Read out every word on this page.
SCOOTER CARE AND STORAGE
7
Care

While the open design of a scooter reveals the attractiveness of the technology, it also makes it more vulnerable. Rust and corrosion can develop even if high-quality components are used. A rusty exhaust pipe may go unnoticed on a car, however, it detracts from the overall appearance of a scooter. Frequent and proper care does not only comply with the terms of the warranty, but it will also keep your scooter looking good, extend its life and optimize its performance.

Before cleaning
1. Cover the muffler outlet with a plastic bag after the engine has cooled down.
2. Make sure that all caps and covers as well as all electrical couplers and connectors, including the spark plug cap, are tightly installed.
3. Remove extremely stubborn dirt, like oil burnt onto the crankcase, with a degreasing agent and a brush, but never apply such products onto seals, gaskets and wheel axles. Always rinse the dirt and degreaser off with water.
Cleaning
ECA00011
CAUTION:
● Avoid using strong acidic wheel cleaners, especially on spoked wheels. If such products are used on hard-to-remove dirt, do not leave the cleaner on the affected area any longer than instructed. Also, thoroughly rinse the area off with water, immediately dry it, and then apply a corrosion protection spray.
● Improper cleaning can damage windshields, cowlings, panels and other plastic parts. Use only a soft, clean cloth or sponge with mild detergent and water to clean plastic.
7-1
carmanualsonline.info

▶ [What the exercise asks]
Using the listing above, list every line in which the string "products" occurs.

▶ [Answer to the problem]
3. Remove extremely stubborn dirt, like oil burnt onto the crankcase, with a degreasing agent and a brush, but never apply such products onto seals, gaskets and wheel axles. Always rinse the dirt and degreaser off with water.
● Avoid using strong acidic wheel cleaners, especially on spoked wheels. If such products are used on hard-to-remove dirt, do not leave the cleaner on the affected area any longer than instructed. Also, thoroughly rinse the area off with water, immediately dry it, and then apply a corrosion protection spray.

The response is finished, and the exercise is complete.